The room is decorated like a typical craft brewery, one of many that have sprung up in cities like Raleigh, North Carolina in recent years: exposed brick, concrete floors and high ceilings that held shining stainless-steel pipes connecting huge tanks of fermenting beer.

The snippets of dialog that float around the room are less stereotypical. A quick walk past the handful of tables reveals conversations about bitcoin, Ayn Rand, lunar colonies and Ross Ulbricht, the infamous leader of the black-market drug website Silk Road, who was recently sentenced to life in prison. (“I’m a big fan,” someone says).

The audience also isn’t exactly the young, hip crowd you might expect in a venue like this. The room is overwhelmingly white men, most with graying hair. As a result, the handful of young people, few women and the one black man stand out.

When I sit down — likely the youngest in attendance — I’m immediately approached by this group’s leader: David Ulmer, the chair of the Wake County Libertarian Party. He greets me with a smile and notes that I’m a new face. When I identify myself as a reporter he was no less friendly, helpfully pointing out different people across the room who were running for office. He’s clearly aware of the demographics and takes pains to show that they’re working on it.

“We have some candidates this fall that appeal to a broader base,” Ulmer tells me, highlighting a 24-year-old and a handful of women running on the Libertarian ticket for local or state office. “We’re trying to get more people, more 18–34 [year-olds].”

He explains that their biggest challenge is fighting the general perception of his party. “The stereotype is ‘you’re Republicans who support weed and gay marriage,’ he says, “but we’re trying to change that.”

I was invited to watch the Wake County Libertarian Party’s weekly meetup by Brad Hessel, the group’s treasurer and a Libertarian candidate for state Senate in North Carolina’s 18th District. The three dozen at the meeting had gathered to catch up, drink beer and listen to a presentation about a subscription healthcare model that offered an alternative to traditional insurance-funded primary care visits.

I first met Hessel from the front seat of his white sedan, which he was driving for Uber one late night in Chapel Hill. He was wearing a pinstriped suit, straw fedora, striped red shirt, and a yellow tie, looking almost like a Southern politician from the 1920s. He explained this was for his campaign photoshoot, and encouraged me to look for the photos on his website later that week.

Brad Hessel, in a campaign photo (The Committee to Elect Brad Hessel)

Hessel started driving for Uber in 2016 during his last campaign for state senate, when he realized he often talked about the “sharing economy” in stump speeches but never experienced it. He started driving a few nights a week — mostly when his wife was working or traveling — and he soon became a regular.

“I enjoyed doing it, it’s a service folks need and I did get a chance to talk about some of my ideas,” he said. “I actually got contributions from some of my riders in 2016. It was useful to try out ideas and get feedback from folks.”

Driving for Uber isn’t Hessel’s main occupation, however. He spends most of his time as a “knowledge management” consultant, advising businesses, nonprofits and political campaigns on how to best manage information inside their organization.

Hessel grew up in a suburb north of New York City and attended Phillips Exeter Academy and Brown University. After graduating in 1975 he worked for video game and tech companies in the New York area, eventually moving to Raleigh to work for an IBM subsidiary in 1992. Soon, he decided to go off on his own as a financial advisor before shifting his business to knowledge management.

Problem description:
For each statement below, answer yes or no on whether it agrees with the article above about the Wake County Libertarian Party meetup, and quote the words from the article that decide it: (a) Brad Hessel began driving for Uber in 2016. (b) About fifty people attended the meeting. (c) Hessel moved to Raleigh to work for an IBM subsidiary.

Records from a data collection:
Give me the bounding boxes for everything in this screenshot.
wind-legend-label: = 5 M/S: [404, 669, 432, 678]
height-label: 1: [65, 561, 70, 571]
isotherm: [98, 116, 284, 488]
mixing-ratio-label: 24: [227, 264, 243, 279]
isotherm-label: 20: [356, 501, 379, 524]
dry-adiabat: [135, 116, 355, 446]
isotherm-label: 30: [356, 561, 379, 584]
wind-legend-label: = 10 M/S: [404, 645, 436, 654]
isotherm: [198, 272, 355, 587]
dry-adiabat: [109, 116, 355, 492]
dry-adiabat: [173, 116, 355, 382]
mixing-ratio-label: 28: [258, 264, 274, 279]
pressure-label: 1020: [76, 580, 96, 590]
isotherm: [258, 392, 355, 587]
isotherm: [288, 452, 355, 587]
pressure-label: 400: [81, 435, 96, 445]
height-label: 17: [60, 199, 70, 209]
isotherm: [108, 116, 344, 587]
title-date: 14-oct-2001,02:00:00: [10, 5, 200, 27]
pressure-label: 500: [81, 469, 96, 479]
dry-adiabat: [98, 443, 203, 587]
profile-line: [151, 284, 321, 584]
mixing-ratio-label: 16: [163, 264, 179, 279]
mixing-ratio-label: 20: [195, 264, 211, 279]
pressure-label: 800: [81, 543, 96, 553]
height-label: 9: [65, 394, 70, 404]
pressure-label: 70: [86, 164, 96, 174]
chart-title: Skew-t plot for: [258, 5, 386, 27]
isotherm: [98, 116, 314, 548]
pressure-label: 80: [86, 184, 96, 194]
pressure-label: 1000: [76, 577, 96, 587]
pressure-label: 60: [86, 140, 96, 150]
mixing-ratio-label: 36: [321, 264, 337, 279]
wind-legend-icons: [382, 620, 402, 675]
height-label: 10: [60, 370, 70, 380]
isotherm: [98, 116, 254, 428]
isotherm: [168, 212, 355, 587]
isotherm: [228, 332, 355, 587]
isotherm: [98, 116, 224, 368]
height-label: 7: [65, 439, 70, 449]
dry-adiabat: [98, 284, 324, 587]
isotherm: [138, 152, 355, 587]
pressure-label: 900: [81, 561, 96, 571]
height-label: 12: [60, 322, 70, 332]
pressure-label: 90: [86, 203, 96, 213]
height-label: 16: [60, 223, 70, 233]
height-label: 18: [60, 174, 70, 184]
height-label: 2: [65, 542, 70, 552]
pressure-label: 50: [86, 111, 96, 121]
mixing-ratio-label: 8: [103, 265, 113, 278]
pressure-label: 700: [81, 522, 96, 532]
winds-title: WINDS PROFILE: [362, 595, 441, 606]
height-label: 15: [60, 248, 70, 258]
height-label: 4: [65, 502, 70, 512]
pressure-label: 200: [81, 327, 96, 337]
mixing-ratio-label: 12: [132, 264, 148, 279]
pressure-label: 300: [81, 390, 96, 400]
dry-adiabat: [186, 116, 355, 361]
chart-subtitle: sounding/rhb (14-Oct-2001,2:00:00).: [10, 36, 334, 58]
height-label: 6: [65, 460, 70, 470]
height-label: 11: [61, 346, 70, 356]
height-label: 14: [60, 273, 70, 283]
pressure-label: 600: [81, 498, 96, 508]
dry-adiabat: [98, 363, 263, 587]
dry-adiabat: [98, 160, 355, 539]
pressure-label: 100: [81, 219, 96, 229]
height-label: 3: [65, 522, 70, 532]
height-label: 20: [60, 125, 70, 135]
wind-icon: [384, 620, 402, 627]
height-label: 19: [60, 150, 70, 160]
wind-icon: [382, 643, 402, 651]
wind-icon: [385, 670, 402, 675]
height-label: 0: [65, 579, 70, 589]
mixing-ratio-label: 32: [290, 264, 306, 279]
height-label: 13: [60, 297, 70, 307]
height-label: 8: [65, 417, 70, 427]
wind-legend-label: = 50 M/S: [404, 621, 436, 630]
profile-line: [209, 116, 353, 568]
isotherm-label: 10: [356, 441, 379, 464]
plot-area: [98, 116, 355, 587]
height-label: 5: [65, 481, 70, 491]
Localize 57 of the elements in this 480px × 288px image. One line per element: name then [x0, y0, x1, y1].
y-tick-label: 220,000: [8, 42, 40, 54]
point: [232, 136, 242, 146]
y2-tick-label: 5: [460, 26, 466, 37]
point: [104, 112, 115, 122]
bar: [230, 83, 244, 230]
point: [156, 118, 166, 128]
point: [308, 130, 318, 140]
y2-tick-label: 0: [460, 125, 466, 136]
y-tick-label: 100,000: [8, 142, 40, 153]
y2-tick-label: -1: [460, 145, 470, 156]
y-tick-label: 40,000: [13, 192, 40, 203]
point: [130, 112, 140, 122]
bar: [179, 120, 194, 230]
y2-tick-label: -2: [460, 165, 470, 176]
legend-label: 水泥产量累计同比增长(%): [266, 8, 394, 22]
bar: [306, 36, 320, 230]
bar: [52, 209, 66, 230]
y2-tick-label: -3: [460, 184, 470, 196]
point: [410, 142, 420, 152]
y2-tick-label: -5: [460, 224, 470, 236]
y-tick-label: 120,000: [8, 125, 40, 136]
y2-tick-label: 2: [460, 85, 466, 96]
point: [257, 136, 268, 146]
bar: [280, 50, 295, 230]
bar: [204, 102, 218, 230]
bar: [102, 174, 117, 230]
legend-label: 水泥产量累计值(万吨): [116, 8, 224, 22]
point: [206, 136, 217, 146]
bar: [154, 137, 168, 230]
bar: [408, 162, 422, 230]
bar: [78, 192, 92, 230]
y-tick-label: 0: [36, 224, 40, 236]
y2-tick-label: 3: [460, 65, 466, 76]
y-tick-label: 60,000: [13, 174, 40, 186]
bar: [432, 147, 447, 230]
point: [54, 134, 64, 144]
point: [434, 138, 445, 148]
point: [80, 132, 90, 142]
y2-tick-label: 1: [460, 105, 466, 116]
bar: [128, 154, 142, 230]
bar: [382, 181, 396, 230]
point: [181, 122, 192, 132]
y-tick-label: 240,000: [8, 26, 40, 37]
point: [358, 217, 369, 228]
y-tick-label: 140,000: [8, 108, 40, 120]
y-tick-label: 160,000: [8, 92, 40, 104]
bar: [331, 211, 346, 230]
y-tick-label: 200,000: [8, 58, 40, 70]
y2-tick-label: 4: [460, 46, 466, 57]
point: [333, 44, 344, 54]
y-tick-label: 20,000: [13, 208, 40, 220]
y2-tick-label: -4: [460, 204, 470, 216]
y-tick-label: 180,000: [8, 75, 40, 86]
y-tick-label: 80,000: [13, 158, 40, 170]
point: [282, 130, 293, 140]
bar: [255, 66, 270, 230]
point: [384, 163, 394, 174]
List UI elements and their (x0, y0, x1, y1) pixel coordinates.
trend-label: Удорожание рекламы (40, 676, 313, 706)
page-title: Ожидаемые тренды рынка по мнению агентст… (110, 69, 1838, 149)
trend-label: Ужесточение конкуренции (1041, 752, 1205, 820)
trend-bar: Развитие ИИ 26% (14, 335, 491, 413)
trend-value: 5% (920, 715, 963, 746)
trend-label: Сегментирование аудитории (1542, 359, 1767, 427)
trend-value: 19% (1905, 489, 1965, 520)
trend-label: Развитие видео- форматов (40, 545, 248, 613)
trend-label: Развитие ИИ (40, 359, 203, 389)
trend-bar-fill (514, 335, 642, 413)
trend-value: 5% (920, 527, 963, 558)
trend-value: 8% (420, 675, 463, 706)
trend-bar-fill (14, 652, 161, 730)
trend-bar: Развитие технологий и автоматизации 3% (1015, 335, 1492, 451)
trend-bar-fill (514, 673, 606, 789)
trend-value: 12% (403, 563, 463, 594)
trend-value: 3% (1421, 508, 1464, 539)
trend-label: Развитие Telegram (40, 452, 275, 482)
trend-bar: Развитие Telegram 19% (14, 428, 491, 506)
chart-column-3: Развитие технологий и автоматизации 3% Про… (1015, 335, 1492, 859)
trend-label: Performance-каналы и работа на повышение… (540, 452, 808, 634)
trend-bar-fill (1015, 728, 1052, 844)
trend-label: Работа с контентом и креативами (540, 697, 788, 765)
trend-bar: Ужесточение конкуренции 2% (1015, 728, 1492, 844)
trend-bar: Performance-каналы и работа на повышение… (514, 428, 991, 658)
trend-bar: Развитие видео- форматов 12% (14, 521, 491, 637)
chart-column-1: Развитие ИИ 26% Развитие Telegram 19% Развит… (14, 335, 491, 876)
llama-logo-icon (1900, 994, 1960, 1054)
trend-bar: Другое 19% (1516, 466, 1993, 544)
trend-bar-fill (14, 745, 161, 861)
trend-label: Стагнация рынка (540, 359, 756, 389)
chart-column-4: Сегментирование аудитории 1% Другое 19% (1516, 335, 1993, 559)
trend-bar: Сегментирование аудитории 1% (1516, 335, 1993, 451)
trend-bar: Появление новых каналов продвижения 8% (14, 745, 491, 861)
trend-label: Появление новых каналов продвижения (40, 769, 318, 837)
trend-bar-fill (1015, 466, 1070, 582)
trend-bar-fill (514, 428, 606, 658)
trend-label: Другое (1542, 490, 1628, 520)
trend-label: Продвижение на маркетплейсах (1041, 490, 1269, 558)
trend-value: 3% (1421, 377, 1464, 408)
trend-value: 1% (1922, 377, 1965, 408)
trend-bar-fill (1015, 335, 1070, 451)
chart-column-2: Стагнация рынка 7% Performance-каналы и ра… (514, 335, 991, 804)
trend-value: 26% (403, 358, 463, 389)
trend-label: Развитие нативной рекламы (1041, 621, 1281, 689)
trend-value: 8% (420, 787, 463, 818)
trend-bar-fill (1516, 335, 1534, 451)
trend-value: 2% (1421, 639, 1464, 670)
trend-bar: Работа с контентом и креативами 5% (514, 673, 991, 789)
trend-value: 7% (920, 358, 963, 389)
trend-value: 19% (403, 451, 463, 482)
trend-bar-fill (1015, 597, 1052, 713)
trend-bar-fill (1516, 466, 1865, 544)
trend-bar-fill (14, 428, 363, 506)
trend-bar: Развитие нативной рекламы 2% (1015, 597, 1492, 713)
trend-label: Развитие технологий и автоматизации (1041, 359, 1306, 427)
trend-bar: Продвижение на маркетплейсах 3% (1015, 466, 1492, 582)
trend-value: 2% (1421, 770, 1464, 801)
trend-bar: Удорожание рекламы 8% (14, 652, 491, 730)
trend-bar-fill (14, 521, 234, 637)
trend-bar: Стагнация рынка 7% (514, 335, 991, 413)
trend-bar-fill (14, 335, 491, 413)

Completed task:
(a) Yes: "Hessel started driving for Uber in 2016 during his last campaign for state senate"
(b) No: "The three dozen at the meeting had gathered to catch up, drink beer and listen to a presentation"
(c) Yes: "eventually moving to Raleigh to work for an IBM subsidiary in 1992"